> GIVEN DATA:

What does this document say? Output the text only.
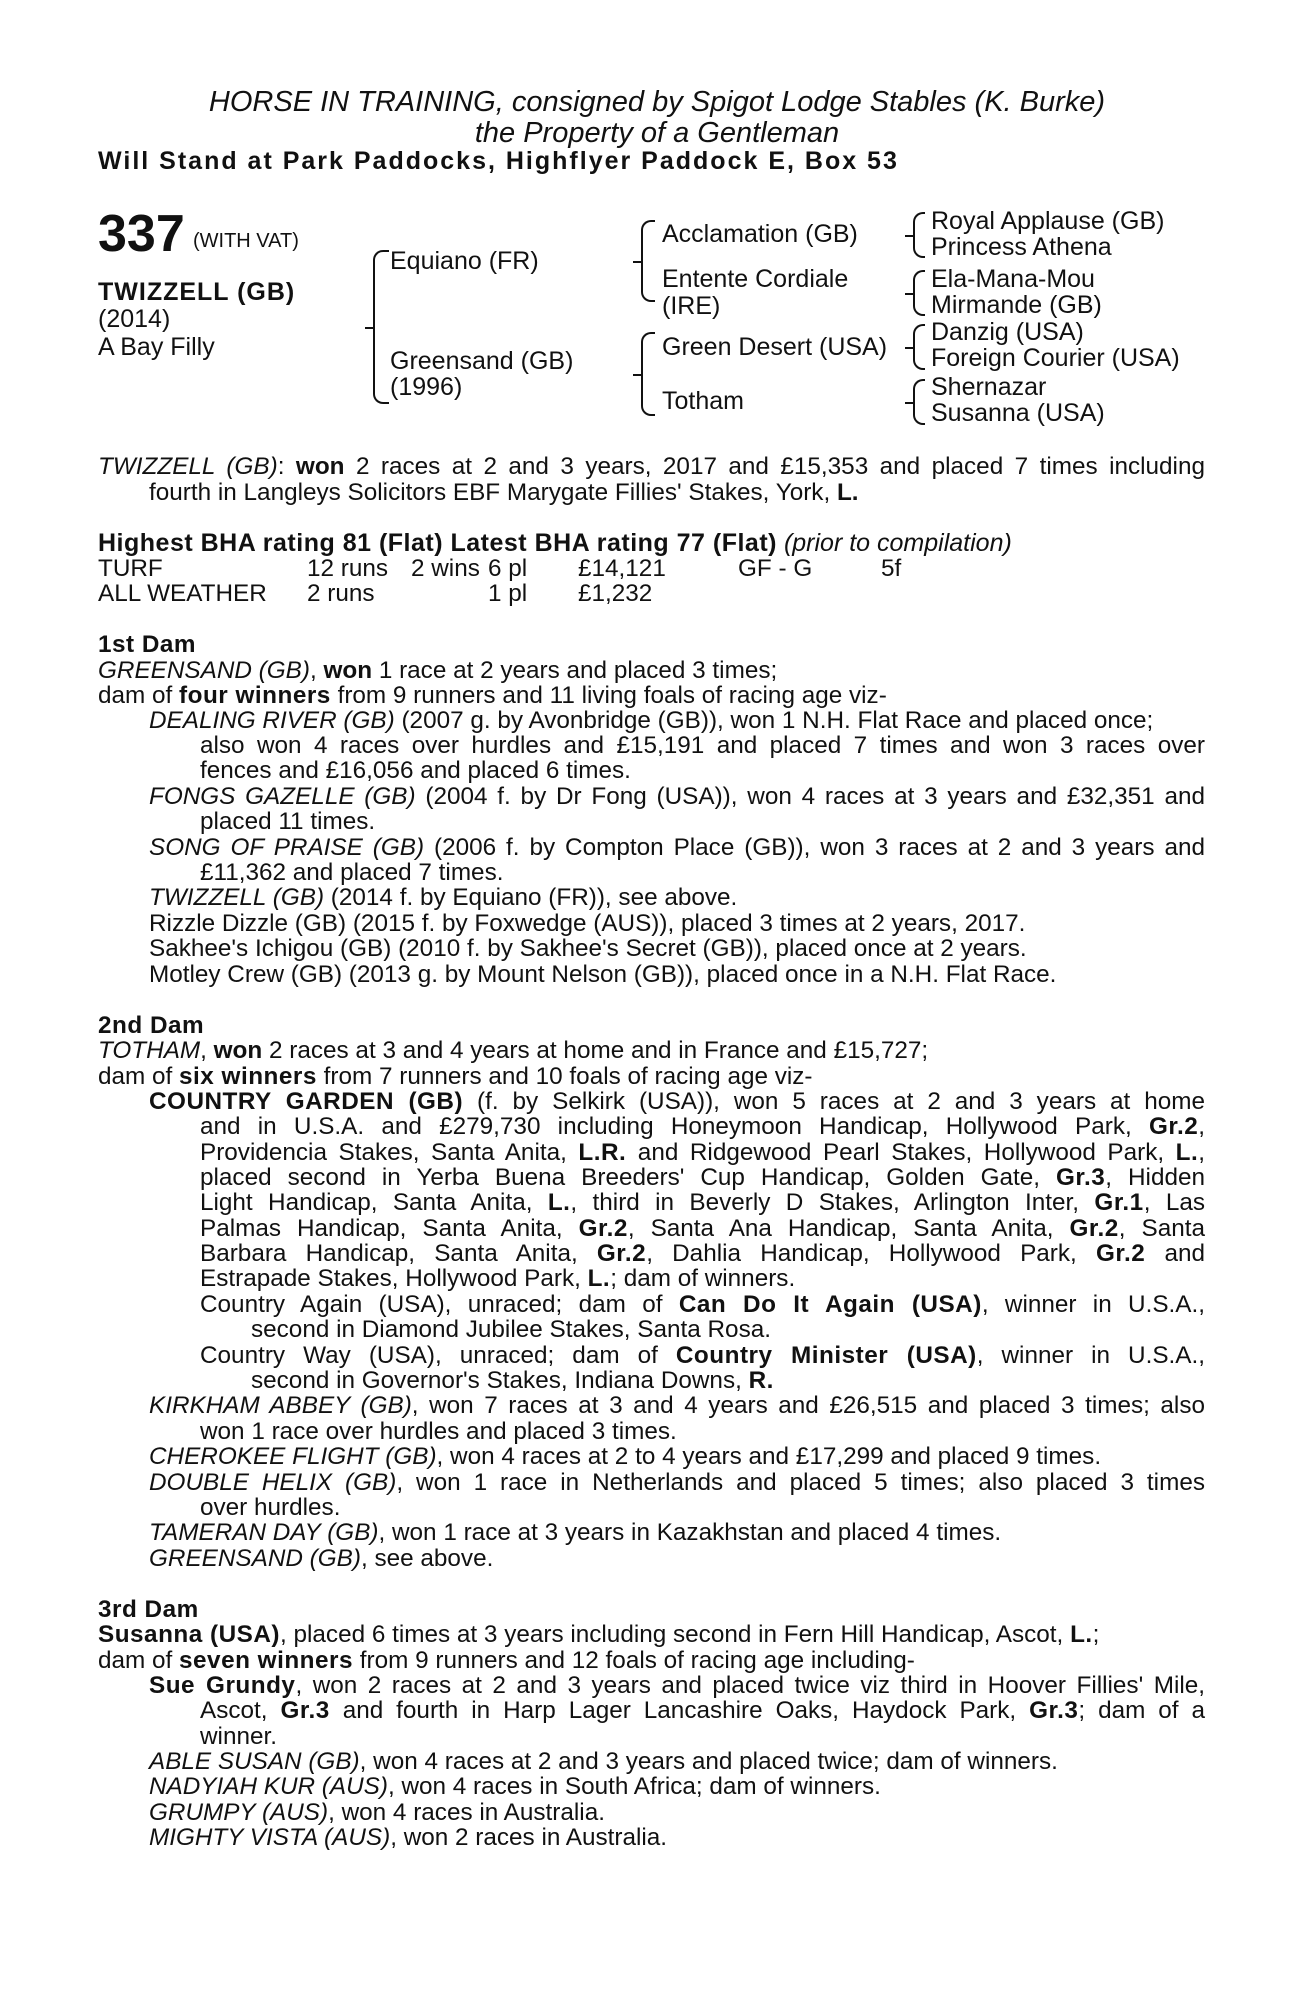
HORSE IN TRAINING, consigned by Spigot Lodge Stables (K. Burke)
the Property of a Gentleman
Will Stand at Park Paddocks, Highflyer Paddock E, Box 53
337 (WITH VAT)
TWIZZELL (GB)
(2014)
A Bay Filly
Equiano (FR)
Greensand (GB)
(1996)
Acclamation (GB)
Entente Cordiale
(IRE)
Green Desert (USA)
Totham
Royal Applause (GB)
Princess Athena
Ela-Mana-Mou
Mirmande (GB)
Danzig (USA)
Foreign Courier (USA)
Shernazar
Susanna (USA)
TWIZZELL (GB): won 2 races at 2 and 3 years, 2017 and £15,353 and placed 7 times including
fourth in Langleys Solicitors EBF Marygate Fillies' Stakes, York, L.
Highest BHA rating 81 (Flat) Latest BHA rating 77 (Flat) (prior to compilation)
TURF	12 runs 2 wins 6 pl £14,121	GF - G	5f
ALL WEATHER 2 runs	1 pl £1,232
1st Dam
GREENSAND (GB), won 1 race at 2 years and placed 3 times;
dam of four winners from 9 runners and 11 living foals of racing age viz-
DEALING RIVER (GB) (2007 g. by Avonbridge (GB)), won 1 N.H. Flat Race and placed once;
also won 4 races over hurdles and £15,191 and placed 7 times and won 3 races over
fences and £16,056 and placed 6 times.
FONGS GAZELLE (GB) (2004 f. by Dr Fong (USA)), won 4 races at 3 years and £32,351 and
placed 11 times.
SONG OF PRAISE (GB) (2006 f. by Compton Place (GB)), won 3 races at 2 and 3 years and
£11,362 and placed 7 times.
TWIZZELL (GB) (2014 f. by Equiano (FR)), see above.
Rizzle Dizzle (GB) (2015 f. by Foxwedge (AUS)), placed 3 times at 2 years, 2017.
Sakhee's Ichigou (GB) (2010 f. by Sakhee's Secret (GB)), placed once at 2 years.
Motley Crew (GB) (2013 g. by Mount Nelson (GB)), placed once in a N.H. Flat Race.
2nd Dam
TOTHAM, won 2 races at 3 and 4 years at home and in France and £15,727;
dam of six winners from 7 runners and 10 foals of racing age viz-
COUNTRY GARDEN (GB) (f. by Selkirk (USA)), won 5 races at 2 and 3 years at home
and in U.S.A. and £279,730 including Honeymoon Handicap, Hollywood Park, Gr.2,
Providencia Stakes, Santa Anita, L.R. and Ridgewood Pearl Stakes, Hollywood Park, L.,
placed second in Yerba Buena Breeders' Cup Handicap, Golden Gate, Gr.3, Hidden
Light Handicap, Santa Anita, L., third in Beverly D Stakes, Arlington Inter, Gr.1, Las
Palmas Handicap, Santa Anita, Gr.2, Santa Ana Handicap, Santa Anita, Gr.2, Santa
Barbara Handicap, Santa Anita, Gr.2, Dahlia Handicap, Hollywood Park, Gr.2 and
Estrapade Stakes, Hollywood Park, L.; dam of winners.
Country Again (USA), unraced; dam of Can Do It Again (USA), winner in U.S.A.,
second in Diamond Jubilee Stakes, Santa Rosa.
Country Way (USA), unraced; dam of Country Minister (USA), winner in U.S.A.,
second in Governor's Stakes, Indiana Downs, R.
KIRKHAM ABBEY (GB), won 7 races at 3 and 4 years and £26,515 and placed 3 times; also
won 1 race over hurdles and placed 3 times.
CHEROKEE FLIGHT (GB), won 4 races at 2 to 4 years and £17,299 and placed 9 times.
DOUBLE HELIX (GB), won 1 race in Netherlands and placed 5 times; also placed 3 times
over hurdles.
TAMERAN DAY (GB), won 1 race at 3 years in Kazakhstan and placed 4 times.
GREENSAND (GB), see above.
3rd Dam
Susanna (USA), placed 6 times at 3 years including second in Fern Hill Handicap, Ascot, L.;
dam of seven winners from 9 runners and 12 foals of racing age including-
Sue Grundy, won 2 races at 2 and 3 years and placed twice viz third in Hoover Fillies' Mile,
Ascot, Gr.3 and fourth in Harp Lager Lancashire Oaks, Haydock Park, Gr.3; dam of a
winner.
ABLE SUSAN (GB), won 4 races at 2 and 3 years and placed twice; dam of winners.
NADYIAH KUR (AUS), won 4 races in South Africa; dam of winners.
GRUMPY (AUS), won 4 races in Australia.
MIGHTY VISTA (AUS), won 2 races in Australia.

> TASK GOAL: Which lines contain "above"? Copy each of them out.

> FULL OUTPUT:
TWIZZELL (GB) (2014 f. by Equiano (FR)), see above.
GREENSAND (GB), see above.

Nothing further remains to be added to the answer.